» **MATERIAL FOR THIS EXERCISE**:
'''

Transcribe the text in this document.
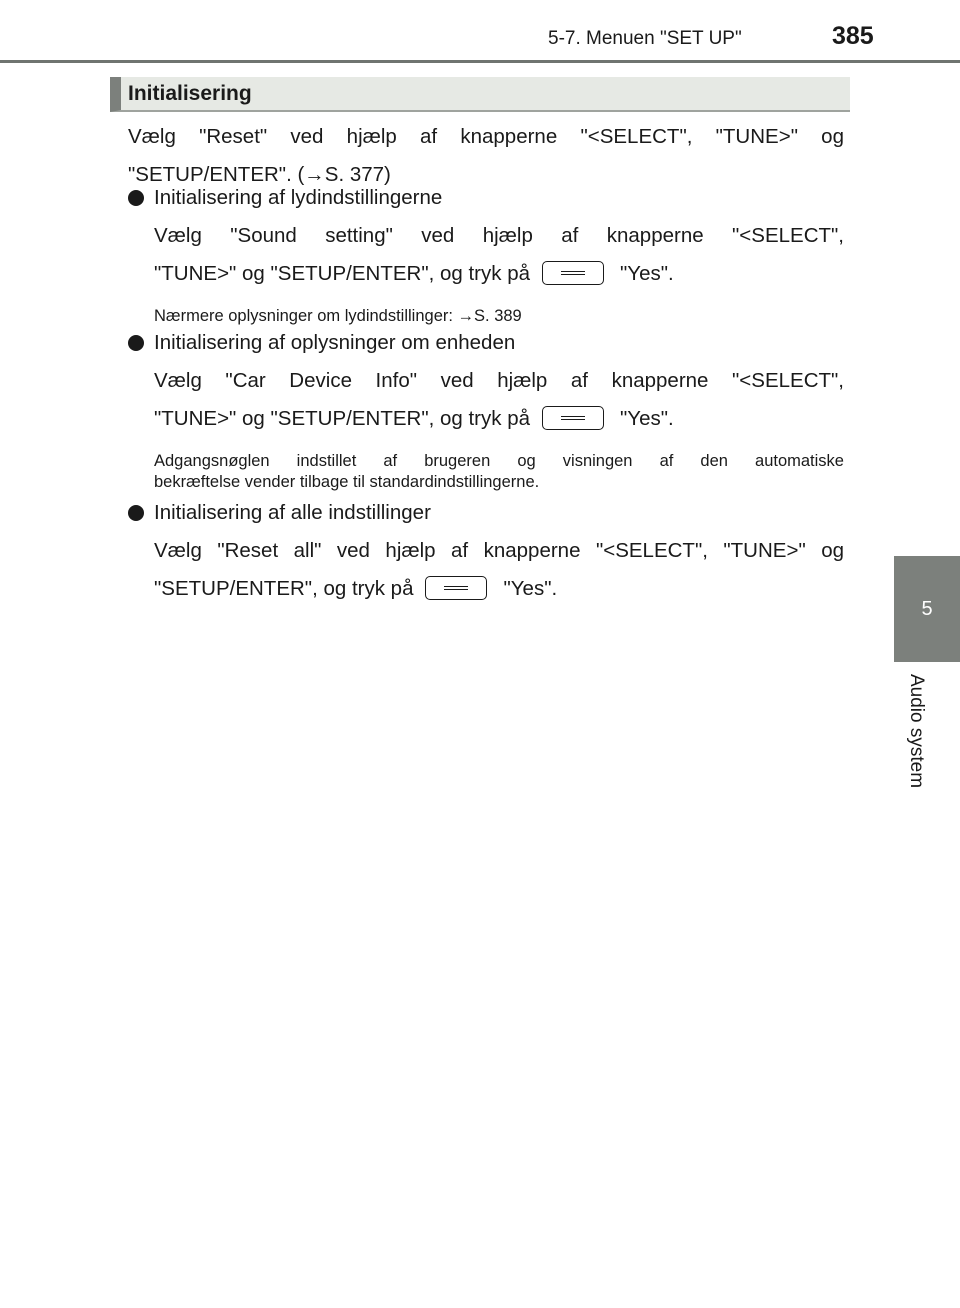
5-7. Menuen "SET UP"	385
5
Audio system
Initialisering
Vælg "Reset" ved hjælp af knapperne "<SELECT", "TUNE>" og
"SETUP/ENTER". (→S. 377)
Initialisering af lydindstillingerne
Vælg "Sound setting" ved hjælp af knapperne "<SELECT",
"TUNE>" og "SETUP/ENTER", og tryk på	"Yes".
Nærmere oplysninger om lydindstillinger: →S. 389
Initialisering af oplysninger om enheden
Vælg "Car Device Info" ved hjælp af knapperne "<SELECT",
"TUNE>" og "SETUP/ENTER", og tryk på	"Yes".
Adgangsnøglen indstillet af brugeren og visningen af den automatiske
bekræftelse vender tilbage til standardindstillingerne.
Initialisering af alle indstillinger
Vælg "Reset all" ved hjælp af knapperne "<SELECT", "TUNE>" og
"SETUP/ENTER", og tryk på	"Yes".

'''

» **EXERCISE PROMPT**: Which lines hold the word "Reset"? Copy every one of them.

» **TASK OUTPUT**:
Vælg "Reset" ved hjælp af knapperne "<SELECT", "TUNE>" og
Vælg "Reset all" ved hjælp af knapperne "<SELECT", "TUNE>" og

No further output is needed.